## TASK INSTRUCTIONS:
Output all lines exactly, with nothing added or dropped.

## SUPPLIED INFORMATION:
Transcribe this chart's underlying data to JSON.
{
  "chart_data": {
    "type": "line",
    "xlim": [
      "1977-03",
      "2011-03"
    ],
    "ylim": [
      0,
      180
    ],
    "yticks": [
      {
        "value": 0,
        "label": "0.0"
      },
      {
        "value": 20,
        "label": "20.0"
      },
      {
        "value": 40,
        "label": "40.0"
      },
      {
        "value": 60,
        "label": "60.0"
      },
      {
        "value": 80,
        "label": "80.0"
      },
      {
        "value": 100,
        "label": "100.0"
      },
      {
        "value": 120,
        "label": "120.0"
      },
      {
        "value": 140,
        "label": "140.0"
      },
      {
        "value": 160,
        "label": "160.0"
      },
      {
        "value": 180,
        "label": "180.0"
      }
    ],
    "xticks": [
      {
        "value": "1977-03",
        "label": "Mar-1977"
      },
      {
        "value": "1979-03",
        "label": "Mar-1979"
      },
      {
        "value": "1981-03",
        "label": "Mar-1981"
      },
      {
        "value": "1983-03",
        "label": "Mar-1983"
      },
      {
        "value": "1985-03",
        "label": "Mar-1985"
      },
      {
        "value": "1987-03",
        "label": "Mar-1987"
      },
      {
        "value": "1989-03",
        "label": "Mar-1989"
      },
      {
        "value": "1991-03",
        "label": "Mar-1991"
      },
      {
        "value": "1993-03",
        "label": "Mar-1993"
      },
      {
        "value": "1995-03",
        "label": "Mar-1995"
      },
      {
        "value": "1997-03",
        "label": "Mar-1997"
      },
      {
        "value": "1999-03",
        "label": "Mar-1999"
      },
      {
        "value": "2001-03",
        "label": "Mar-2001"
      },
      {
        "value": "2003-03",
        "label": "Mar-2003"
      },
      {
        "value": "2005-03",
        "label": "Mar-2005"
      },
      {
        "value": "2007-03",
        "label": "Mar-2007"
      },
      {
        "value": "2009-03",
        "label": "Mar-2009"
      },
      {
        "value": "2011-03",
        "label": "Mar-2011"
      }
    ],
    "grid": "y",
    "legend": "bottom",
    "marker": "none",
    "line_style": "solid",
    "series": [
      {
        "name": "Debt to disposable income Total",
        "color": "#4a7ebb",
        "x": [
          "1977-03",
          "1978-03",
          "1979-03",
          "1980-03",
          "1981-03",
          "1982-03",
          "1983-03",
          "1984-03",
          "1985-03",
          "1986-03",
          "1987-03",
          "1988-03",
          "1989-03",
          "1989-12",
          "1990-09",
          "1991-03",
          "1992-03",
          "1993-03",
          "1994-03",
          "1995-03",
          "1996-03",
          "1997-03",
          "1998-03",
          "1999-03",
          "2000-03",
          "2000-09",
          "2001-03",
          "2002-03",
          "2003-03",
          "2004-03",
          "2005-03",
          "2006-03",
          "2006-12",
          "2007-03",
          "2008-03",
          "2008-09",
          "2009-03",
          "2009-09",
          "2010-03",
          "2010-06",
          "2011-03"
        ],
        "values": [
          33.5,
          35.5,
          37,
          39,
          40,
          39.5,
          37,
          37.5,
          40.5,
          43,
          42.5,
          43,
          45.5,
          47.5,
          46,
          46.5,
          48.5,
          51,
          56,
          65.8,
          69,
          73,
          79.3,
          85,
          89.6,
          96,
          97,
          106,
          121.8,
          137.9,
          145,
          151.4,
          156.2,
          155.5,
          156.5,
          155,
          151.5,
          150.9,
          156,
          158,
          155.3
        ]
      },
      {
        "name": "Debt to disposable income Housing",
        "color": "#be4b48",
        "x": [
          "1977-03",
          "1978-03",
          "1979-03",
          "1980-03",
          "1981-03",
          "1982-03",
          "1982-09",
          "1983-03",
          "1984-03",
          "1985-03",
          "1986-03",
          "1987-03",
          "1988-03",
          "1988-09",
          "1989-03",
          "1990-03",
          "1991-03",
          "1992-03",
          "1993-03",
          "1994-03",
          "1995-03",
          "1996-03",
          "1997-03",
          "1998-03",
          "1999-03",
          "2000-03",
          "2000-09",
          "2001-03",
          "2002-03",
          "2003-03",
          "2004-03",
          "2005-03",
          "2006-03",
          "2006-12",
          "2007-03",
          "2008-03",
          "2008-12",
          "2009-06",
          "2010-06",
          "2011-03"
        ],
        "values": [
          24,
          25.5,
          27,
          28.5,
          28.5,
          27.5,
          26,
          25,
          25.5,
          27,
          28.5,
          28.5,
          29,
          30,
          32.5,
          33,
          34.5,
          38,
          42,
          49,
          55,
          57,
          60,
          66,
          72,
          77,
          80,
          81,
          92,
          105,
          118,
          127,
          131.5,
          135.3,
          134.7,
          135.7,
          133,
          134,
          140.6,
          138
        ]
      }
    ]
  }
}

## SOLVED PROBLEM:
Transcribe this chart's underlying data to JSON.
{
  "chart_data": {
    "type": "line",
    "xlim": [
      "1977-03",
      "2011-03"
    ],
    "ylim": [
      0,
      180
    ],
    "yticks": [
      {
        "value": 0,
        "label": "0.0"
      },
      {
        "value": 20,
        "label": "20.0"
      },
      {
        "value": 40,
        "label": "40.0"
      },
      {
        "value": 60,
        "label": "60.0"
      },
      {
        "value": 80,
        "label": "80.0"
      },
      {
        "value": 100,
        "label": "100.0"
      },
      {
        "value": 120,
        "label": "120.0"
      },
      {
        "value": 140,
        "label": "140.0"
      },
      {
        "value": 160,
        "label": "160.0"
      },
      {
        "value": 180,
        "label": "180.0"
      }
    ],
    "xticks": [
      {
        "value": "1977-03",
        "label": "Mar-1977"
      },
      {
        "value": "1979-03",
        "label": "Mar-1979"
      },
      {
        "value": "1981-03",
        "label": "Mar-1981"
      },
      {
        "value": "1983-03",
        "label": "Mar-1983"
      },
      {
        "value": "1985-03",
        "label": "Mar-1985"
      },
      {
        "value": "1987-03",
        "label": "Mar-1987"
      },
      {
        "value": "1989-03",
        "label": "Mar-1989"
      },
      {
        "value": "1991-03",
        "label": "Mar-1991"
      },
      {
        "value": "1993-03",
        "label": "Mar-1993"
      },
      {
        "value": "1995-03",
        "label": "Mar-1995"
      },
      {
        "value": "1997-03",
        "label": "Mar-1997"
      },
      {
        "value": "1999-03",
        "label": "Mar-1999"
      },
      {
        "value": "2001-03",
        "label": "Mar-2001"
      },
      {
        "value": "2003-03",
        "label": "Mar-2003"
      },
      {
        "value": "2005-03",
        "label": "Mar-2005"
      },
      {
        "value": "2007-03",
        "label": "Mar-2007"
      },
      {
        "value": "2009-03",
        "label": "Mar-2009"
      },
      {
        "value": "2011-03",
        "label": "Mar-2011"
      }
    ],
    "grid": "y",
    "legend": "bottom",
    "marker": "none",
    "line_style": "solid",
    "series": [
      {
        "name": "Debt to disposable income Total",
        "color": "#4a7ebb",
        "x": [
          "1977-03",
          "1978-03",
          "1979-03",
          "1980-03",
          "1981-03",
          "1982-03",
          "1983-03",
          "1984-03",
          "1985-03",
          "1986-03",
          "1987-03",
          "1988-03",
          "1989-03",
          "1989-12",
          "1990-09",
          "1991-03",
          "1992-03",
          "1993-03",
          "1994-03",
          "1995-03",
          "1996-03",
          "1997-03",
          "1998-03",
          "1999-03",
          "2000-03",
          "2000-09",
          "2001-03",
          "2002-03",
          "2003-03",
          "2004-03",
          "2005-03",
          "2006-03",
          "2006-12",
          "2007-03",
          "2008-03",
          "2008-09",
          "2009-03",
          "2009-09",
          "2010-03",
          "2010-06",
          "2011-03"
        ],
        "values": [
          33.5,
          35.5,
          37,
          39,
          40,
          39.5,
          37,
          37.5,
          40.5,
          43,
          42.5,
          43,
          45.5,
          47.5,
          46,
          46.5,
          48.5,
          51,
          56,
          65.8,
          69,
          73,
          79.3,
          85,
          89.6,
          96,
          97,
          106,
          121.8,
          137.9,
          145,
          151.4,
          156.2,
          155.5,
          156.5,
          155,
          151.5,
          150.9,
          156,
          158,
          155.3
        ]
      },
      {
        "name": "Debt to disposable income Housing",
        "color": "#be4b48",
        "x": [
          "1977-03",
          "1978-03",
          "1979-03",
          "1980-03",
          "1981-03",
          "1982-03",
          "1982-09",
          "1983-03",
          "1984-03",
          "1985-03",
          "1986-03",
          "1987-03",
          "1988-03",
          "1988-09",
          "1989-03",
          "1990-03",
          "1991-03",
          "1992-03",
          "1993-03",
          "1994-03",
          "1995-03",
          "1996-03",
          "1997-03",
          "1998-03",
          "1999-03",
          "2000-03",
          "2000-09",
          "2001-03",
          "2002-03",
          "2003-03",
          "2004-03",
          "2005-03",
          "2006-03",
          "2006-12",
          "2007-03",
          "2008-03",
          "2008-12",
          "2009-06",
          "2010-06",
          "2011-03"
        ],
        "values": [
          24,
          25.5,
          27,
          28.5,
          28.5,
          27.5,
          26,
          25,
          25.5,
          27,
          28.5,
          28.5,
          29,
          30,
          32.5,
          33,
          34.5,
          38,
          42,
          49,
          55,
          57,
          60,
          66,
          72,
          77,
          80,
          81,
          92,
          105,
          118,
          127,
          131.5,
          135.3,
          134.7,
          135.7,
          133,
          134,
          140.6,
          138
        ]
      }
    ]
  }
}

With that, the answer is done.